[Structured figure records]
┏━━
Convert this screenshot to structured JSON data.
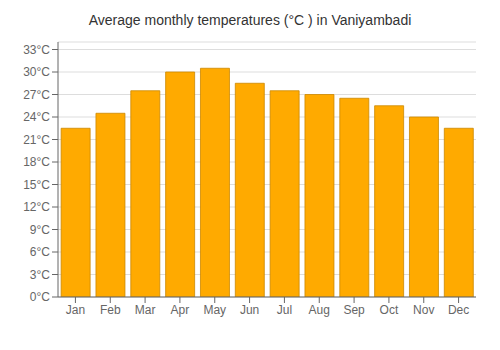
{
  "chart_data": {
    "type": "bar",
    "title": "Average monthly temperatures (°C ) in Vaniyambadi",
    "categories": [
      "Jan",
      "Feb",
      "Mar",
      "Apr",
      "May",
      "Jun",
      "Jul",
      "Aug",
      "Sep",
      "Oct",
      "Nov",
      "Dec"
    ],
    "values": [
      22.5,
      24.5,
      27.5,
      30.0,
      30.5,
      28.5,
      27.5,
      27.0,
      26.5,
      25.5,
      24.0,
      22.5
    ],
    "color": "#FFAA00",
    "ylim": [
      0,
      34
    ],
    "yticks": [
      {
        "value": 0,
        "label": "0°C"
      },
      {
        "value": 3,
        "label": "3°C"
      },
      {
        "value": 6,
        "label": "6°C"
      },
      {
        "value": 9,
        "label": "9°C"
      },
      {
        "value": 12,
        "label": "12°C"
      },
      {
        "value": 15,
        "label": "15°C"
      },
      {
        "value": 18,
        "label": "18°C"
      },
      {
        "value": 21,
        "label": "21°C"
      },
      {
        "value": 24,
        "label": "24°C"
      },
      {
        "value": 27,
        "label": "27°C"
      },
      {
        "value": 30,
        "label": "30°C"
      },
      {
        "value": 33,
        "label": "33°C"
      }
    ],
    "grid": true
  }
}
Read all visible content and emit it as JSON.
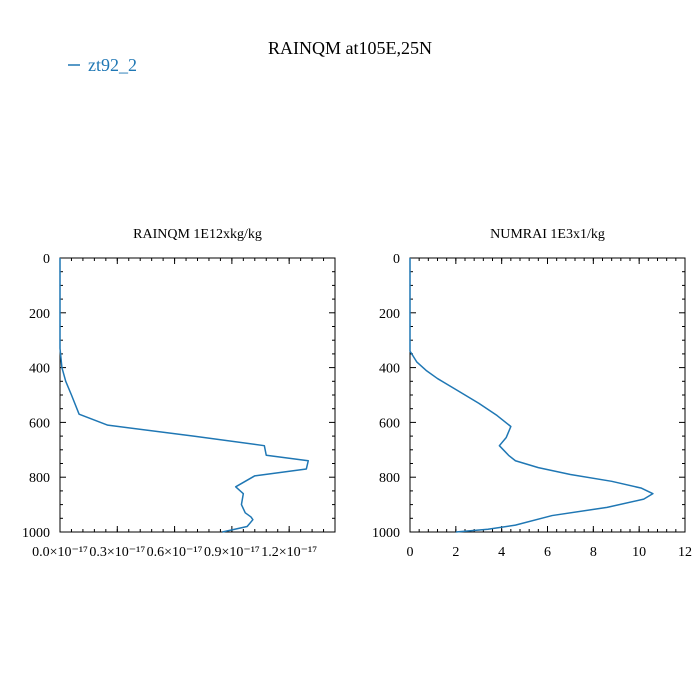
{
  "title": "RAINQM at105E,25N",
  "legend": {
    "entries": [
      "zt92_2"
    ],
    "placement": "top-left",
    "color": "#1f77b4"
  },
  "series_color": "#1f77b4",
  "chart_data": [
    {
      "type": "line",
      "title": "RAINQM  1E12xkg/kg",
      "xlabel": "",
      "ylabel": "",
      "xlim": [
        0.0,
        1.44e-17
      ],
      "ylim": [
        1000,
        0
      ],
      "y_inverted": true,
      "xticks": [
        0.0,
        3e-18,
        6e-18,
        9e-18,
        1.2e-17
      ],
      "xtick_labels": [
        "0.0×10⁻¹⁷",
        "0.3×10⁻¹⁷",
        "0.6×10⁻¹⁷",
        "0.9×10⁻¹⁷",
        "1.2×10⁻¹⁷"
      ],
      "yticks": [
        0,
        200,
        400,
        600,
        800,
        1000
      ],
      "ytick_labels": [
        "0",
        "200",
        "400",
        "600",
        "800",
        "1000"
      ],
      "grid": false,
      "series": [
        {
          "name": "zt92_2",
          "x": [
            0,
            0,
            1e-19,
            3e-19,
            6e-19,
            1e-18,
            2.5e-18,
            7e-18,
            1.07e-17,
            1.08e-17,
            1.3e-17,
            1.29e-17,
            1.02e-17,
            9.2e-18,
            9.6e-18,
            9.5e-18,
            9.7e-18,
            1e-17,
            1.01e-17,
            9.8e-18,
            8.5e-18
          ],
          "y": [
            0,
            330,
            400,
            450,
            500,
            570,
            610,
            650,
            685,
            720,
            740,
            770,
            795,
            835,
            860,
            900,
            930,
            945,
            955,
            980,
            1000
          ]
        }
      ]
    },
    {
      "type": "line",
      "title": "NUMRAI  1E3x1/kg",
      "xlabel": "",
      "ylabel": "",
      "xlim": [
        0,
        12
      ],
      "ylim": [
        1000,
        0
      ],
      "y_inverted": true,
      "xticks": [
        0,
        2,
        4,
        6,
        8,
        10,
        12
      ],
      "xtick_labels": [
        "0",
        "2",
        "4",
        "6",
        "8",
        "10",
        "12"
      ],
      "yticks": [
        0,
        200,
        400,
        600,
        800,
        1000
      ],
      "ytick_labels": [
        "0",
        "200",
        "400",
        "600",
        "800",
        "1000"
      ],
      "grid": false,
      "series": [
        {
          "name": "zt92_2",
          "x": [
            0,
            0,
            0.3,
            0.7,
            1.2,
            2.0,
            3.0,
            3.8,
            4.4,
            4.2,
            3.9,
            4.3,
            4.6,
            5.6,
            7.0,
            8.8,
            10.1,
            10.6,
            10.2,
            8.6,
            6.2,
            4.6,
            3.4,
            2.0
          ],
          "y": [
            0,
            340,
            380,
            410,
            440,
            480,
            530,
            575,
            615,
            655,
            685,
            720,
            740,
            765,
            790,
            815,
            840,
            860,
            880,
            910,
            940,
            975,
            990,
            1000
          ]
        }
      ]
    }
  ]
}
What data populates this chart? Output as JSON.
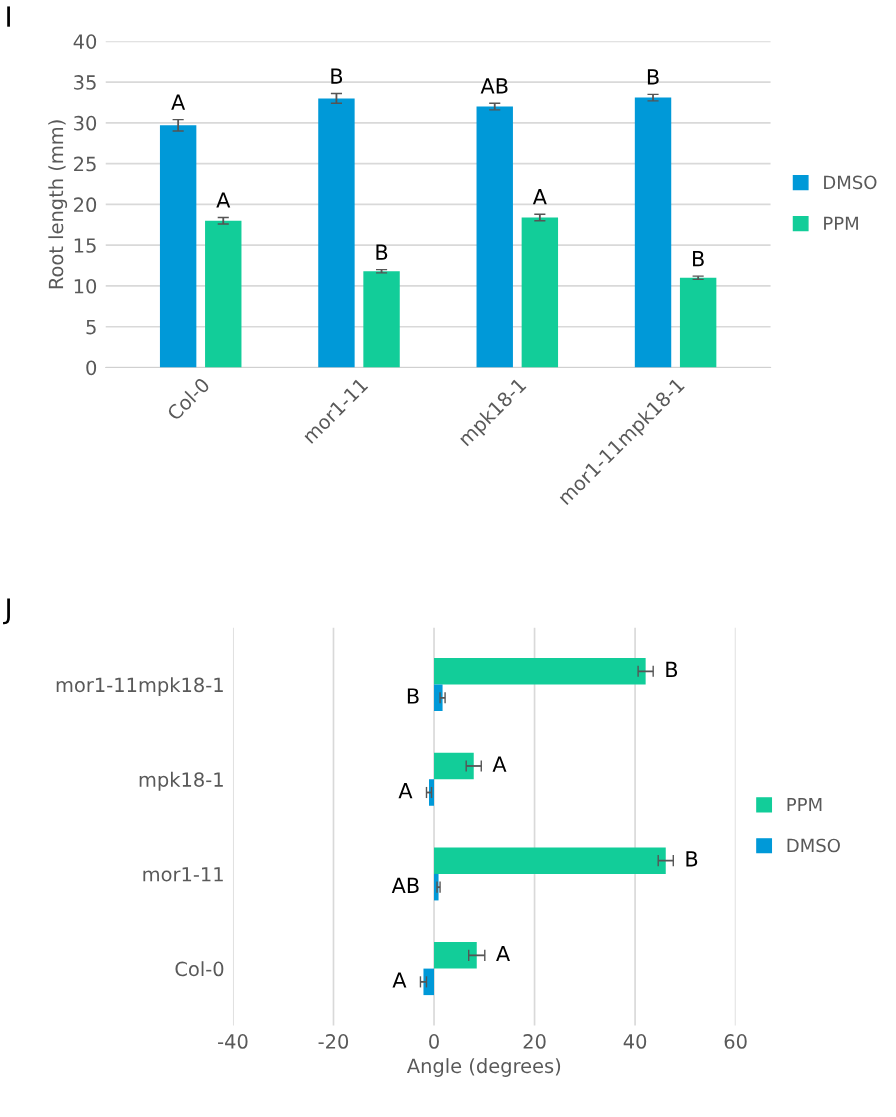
{
  "chart_data": [
    {
      "type": "bar",
      "title": "I",
      "ylabel": "Root length (mm)",
      "categories": [
        "Col-0",
        "mor1-11",
        "mpk18-1",
        "mor1-11mpk18-1"
      ],
      "series": [
        {
          "name": "DMSO",
          "color": "#0099d8",
          "values": [
            29.7,
            33.0,
            32.0,
            33.1
          ],
          "errors": [
            0.7,
            0.6,
            0.4,
            0.4
          ],
          "value_labels": [
            "A",
            "B",
            "AB",
            "B"
          ]
        },
        {
          "name": "PPM",
          "color": "#12cd99",
          "values": [
            18.0,
            11.8,
            18.4,
            11.0
          ],
          "errors": [
            0.4,
            0.2,
            0.4,
            0.2
          ],
          "value_labels": [
            "A",
            "B",
            "A",
            "B"
          ]
        }
      ],
      "ylim": [
        0,
        40
      ],
      "yticks": [
        0,
        5,
        10,
        15,
        20,
        25,
        30,
        35,
        40
      ],
      "grid": "y",
      "legend": "right"
    },
    {
      "type": "bar",
      "orientation": "horizontal",
      "title": "J",
      "xlabel": "Angle (degrees)",
      "categories": [
        "mor1-11mpk18-1",
        "mpk18-1",
        "mor1-11",
        "Col-0"
      ],
      "series": [
        {
          "name": "PPM",
          "color": "#12cd99",
          "values": [
            42.1,
            7.9,
            46.1,
            8.5
          ],
          "errors": [
            1.5,
            1.5,
            1.5,
            1.6
          ],
          "value_labels": [
            "B",
            "A",
            "B",
            "A"
          ]
        },
        {
          "name": "DMSO",
          "color": "#0099d8",
          "values": [
            1.7,
            -1.0,
            0.9,
            -2.1
          ],
          "errors": [
            0.5,
            0.5,
            0.3,
            0.6
          ],
          "value_labels": [
            "B",
            "A",
            "AB",
            "A"
          ]
        }
      ],
      "xlim": [
        -40,
        60
      ],
      "xticks": [
        -40,
        -20,
        0,
        20,
        40,
        60
      ],
      "grid": "x",
      "legend": "right"
    }
  ]
}
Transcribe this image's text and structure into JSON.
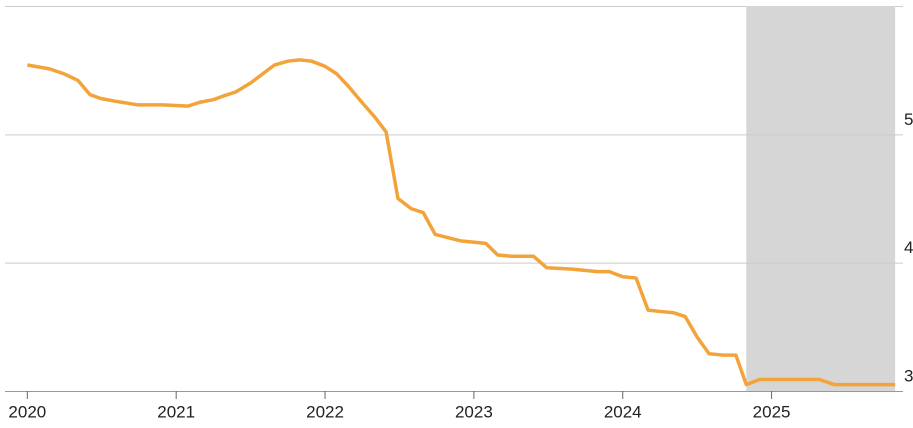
{
  "chart_data": {
    "type": "line",
    "x": [
      2020.0,
      2020.15,
      2020.25,
      2020.34,
      2020.42,
      2020.49,
      2020.58,
      2020.74,
      2020.91,
      2021.08,
      2021.16,
      2021.25,
      2021.32,
      2021.4,
      2021.5,
      2021.58,
      2021.66,
      2021.75,
      2021.83,
      2021.91,
      2022.0,
      2022.08,
      2022.16,
      2022.24,
      2022.33,
      2022.41,
      2022.49,
      2022.58,
      2022.66,
      2022.74,
      2022.91,
      2023.08,
      2023.16,
      2023.25,
      2023.4,
      2023.49,
      2023.66,
      2023.83,
      2023.91,
      2024.0,
      2024.09,
      2024.17,
      2024.25,
      2024.34,
      2024.42,
      2024.5,
      2024.58,
      2024.67,
      2024.76,
      2024.83,
      2024.92,
      2025.0,
      2025.17,
      2025.32,
      2025.42,
      2025.83
    ],
    "series": [
      {
        "color": "#f2a43a",
        "values": [
          5.54,
          5.51,
          5.47,
          5.42,
          5.31,
          5.28,
          5.26,
          5.23,
          5.23,
          5.22,
          5.25,
          5.27,
          5.3,
          5.33,
          5.4,
          5.47,
          5.54,
          5.57,
          5.58,
          5.57,
          5.53,
          5.47,
          5.37,
          5.26,
          5.14,
          5.02,
          4.5,
          4.42,
          4.39,
          4.22,
          4.17,
          4.15,
          4.06,
          4.05,
          4.05,
          3.96,
          3.95,
          3.93,
          3.93,
          3.89,
          3.88,
          3.63,
          3.62,
          3.61,
          3.58,
          3.42,
          3.29,
          3.28,
          3.28,
          3.05,
          3.09,
          3.09,
          3.09,
          3.09,
          3.05,
          3.05
        ]
      }
    ],
    "xlim": [
      2019.85,
      2025.95
    ],
    "xticks": [
      2020,
      2021,
      2022,
      2023,
      2024,
      2025
    ],
    "ylim": [
      3,
      6
    ],
    "yticks": [
      3,
      4,
      5
    ],
    "grid": true,
    "shaded_span": [
      2024.83,
      2025.83
    ],
    "shade_color": "#d6d6d6"
  }
}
┗━━
■ Instructions to follow: Return only the number of lines in the entries that contain the string "RAINQM".

■ Output for this task: 2